» **Exercise requirements**: Copy each line that holds "объекты".

((

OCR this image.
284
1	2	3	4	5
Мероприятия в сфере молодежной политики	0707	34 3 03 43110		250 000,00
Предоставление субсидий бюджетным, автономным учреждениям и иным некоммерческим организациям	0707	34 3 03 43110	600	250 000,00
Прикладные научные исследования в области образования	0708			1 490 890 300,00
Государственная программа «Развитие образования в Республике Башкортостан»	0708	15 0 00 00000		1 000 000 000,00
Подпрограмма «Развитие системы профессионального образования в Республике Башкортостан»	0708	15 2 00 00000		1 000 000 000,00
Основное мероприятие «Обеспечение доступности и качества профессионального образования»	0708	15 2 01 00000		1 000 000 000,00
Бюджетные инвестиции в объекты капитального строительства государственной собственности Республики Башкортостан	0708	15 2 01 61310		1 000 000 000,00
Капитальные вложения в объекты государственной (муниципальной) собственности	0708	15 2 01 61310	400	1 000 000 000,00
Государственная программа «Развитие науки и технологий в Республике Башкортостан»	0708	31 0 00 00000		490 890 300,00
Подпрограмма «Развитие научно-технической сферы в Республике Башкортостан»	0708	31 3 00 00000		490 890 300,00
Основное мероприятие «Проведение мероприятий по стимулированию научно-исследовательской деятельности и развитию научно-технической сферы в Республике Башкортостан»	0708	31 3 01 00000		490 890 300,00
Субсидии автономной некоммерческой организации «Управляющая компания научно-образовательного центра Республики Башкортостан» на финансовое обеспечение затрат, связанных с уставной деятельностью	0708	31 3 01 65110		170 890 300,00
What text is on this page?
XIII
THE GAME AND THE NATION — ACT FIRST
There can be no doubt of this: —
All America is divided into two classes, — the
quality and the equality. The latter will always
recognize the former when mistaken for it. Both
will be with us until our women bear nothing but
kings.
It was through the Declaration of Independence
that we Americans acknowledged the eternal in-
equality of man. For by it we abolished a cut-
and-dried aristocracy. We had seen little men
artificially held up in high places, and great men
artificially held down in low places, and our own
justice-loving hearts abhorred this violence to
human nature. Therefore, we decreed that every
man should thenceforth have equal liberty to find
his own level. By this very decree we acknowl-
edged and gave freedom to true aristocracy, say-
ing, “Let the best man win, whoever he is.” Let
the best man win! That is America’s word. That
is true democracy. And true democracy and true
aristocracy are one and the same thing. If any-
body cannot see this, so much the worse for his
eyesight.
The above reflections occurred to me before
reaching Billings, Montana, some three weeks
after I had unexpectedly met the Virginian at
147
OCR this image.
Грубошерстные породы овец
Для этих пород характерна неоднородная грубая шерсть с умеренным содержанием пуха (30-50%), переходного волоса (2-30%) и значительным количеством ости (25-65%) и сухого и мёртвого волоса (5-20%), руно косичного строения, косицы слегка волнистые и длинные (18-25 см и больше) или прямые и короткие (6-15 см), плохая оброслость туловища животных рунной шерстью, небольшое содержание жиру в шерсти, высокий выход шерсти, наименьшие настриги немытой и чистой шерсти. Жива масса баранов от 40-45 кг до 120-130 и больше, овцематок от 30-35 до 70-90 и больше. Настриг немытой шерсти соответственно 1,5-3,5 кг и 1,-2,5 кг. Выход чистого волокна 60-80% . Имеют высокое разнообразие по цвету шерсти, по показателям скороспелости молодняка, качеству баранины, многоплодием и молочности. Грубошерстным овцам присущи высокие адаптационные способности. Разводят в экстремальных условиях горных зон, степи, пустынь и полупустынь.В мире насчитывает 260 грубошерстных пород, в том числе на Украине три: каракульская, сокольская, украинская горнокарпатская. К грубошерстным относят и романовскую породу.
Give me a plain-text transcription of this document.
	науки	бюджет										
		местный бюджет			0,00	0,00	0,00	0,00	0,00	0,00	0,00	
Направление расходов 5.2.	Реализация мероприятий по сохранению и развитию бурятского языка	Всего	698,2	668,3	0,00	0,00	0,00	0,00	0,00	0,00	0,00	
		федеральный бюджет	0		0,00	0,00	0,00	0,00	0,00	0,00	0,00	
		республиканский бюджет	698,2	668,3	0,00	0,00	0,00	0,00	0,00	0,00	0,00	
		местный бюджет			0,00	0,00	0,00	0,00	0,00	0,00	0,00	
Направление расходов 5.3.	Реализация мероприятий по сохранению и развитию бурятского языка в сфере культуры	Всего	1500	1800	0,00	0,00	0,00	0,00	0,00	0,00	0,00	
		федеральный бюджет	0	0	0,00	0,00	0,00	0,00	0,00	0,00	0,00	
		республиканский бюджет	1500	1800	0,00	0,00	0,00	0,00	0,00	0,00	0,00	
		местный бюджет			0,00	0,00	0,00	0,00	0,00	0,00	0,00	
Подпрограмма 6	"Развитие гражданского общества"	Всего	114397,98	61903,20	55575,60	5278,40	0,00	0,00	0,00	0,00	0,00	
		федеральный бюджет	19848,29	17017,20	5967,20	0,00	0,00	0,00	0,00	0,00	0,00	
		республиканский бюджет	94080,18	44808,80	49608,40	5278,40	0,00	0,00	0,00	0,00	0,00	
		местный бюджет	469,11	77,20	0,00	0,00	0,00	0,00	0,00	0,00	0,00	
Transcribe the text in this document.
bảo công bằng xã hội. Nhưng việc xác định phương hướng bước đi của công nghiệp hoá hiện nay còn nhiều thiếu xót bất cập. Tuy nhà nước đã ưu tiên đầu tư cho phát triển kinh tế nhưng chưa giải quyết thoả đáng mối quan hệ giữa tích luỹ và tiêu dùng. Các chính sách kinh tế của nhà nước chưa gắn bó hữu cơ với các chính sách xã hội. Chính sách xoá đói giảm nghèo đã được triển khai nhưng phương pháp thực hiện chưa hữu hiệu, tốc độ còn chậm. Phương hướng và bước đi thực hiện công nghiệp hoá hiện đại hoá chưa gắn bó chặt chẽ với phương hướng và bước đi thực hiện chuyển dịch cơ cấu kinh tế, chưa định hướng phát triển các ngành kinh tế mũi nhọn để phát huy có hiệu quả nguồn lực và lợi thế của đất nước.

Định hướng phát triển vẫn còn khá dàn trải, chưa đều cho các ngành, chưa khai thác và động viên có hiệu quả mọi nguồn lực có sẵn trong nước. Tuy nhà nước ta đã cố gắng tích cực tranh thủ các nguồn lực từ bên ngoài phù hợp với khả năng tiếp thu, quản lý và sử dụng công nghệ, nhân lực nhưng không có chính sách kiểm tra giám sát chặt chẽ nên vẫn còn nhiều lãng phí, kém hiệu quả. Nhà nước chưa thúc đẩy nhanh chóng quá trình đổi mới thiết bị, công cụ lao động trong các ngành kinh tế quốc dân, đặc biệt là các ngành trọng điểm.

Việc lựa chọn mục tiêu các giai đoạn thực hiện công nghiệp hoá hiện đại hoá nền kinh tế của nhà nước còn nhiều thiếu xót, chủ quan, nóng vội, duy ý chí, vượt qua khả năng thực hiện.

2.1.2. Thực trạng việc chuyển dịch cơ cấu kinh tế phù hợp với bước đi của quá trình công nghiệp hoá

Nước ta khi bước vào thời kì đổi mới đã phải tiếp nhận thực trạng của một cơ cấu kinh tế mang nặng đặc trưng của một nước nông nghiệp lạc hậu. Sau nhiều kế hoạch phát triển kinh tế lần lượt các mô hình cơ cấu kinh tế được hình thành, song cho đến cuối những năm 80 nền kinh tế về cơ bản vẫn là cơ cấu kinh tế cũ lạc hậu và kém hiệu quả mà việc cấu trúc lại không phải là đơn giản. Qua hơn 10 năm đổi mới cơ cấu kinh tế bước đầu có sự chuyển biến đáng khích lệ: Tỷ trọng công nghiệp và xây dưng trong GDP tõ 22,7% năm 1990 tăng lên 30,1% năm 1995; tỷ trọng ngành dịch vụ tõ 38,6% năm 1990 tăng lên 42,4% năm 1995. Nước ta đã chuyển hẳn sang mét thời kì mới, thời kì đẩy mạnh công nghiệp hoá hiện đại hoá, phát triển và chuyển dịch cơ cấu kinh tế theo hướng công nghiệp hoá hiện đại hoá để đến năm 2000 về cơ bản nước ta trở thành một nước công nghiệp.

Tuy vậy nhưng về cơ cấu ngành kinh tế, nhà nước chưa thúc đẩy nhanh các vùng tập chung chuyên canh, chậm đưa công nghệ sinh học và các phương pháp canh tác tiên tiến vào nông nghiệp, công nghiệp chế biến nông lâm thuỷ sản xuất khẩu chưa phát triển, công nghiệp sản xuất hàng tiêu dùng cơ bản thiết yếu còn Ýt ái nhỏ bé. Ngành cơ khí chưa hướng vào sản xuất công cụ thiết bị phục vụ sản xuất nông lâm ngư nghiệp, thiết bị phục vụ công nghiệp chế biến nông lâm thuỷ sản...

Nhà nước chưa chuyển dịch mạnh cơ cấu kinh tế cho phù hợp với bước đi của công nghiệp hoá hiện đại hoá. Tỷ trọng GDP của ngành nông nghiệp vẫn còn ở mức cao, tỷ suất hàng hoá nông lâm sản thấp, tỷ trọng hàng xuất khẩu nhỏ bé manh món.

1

))

» **Task result**:
Бюджетные инвестиции в объекты капитального строительства государственной собственности Республики Башкортостан	0708	15 2 01 61310		1 000 000 000,00
Капитальные вложения в объекты государственной (муниципальной) собственности	0708	15 2 01 61310	400	1 000 000 000,00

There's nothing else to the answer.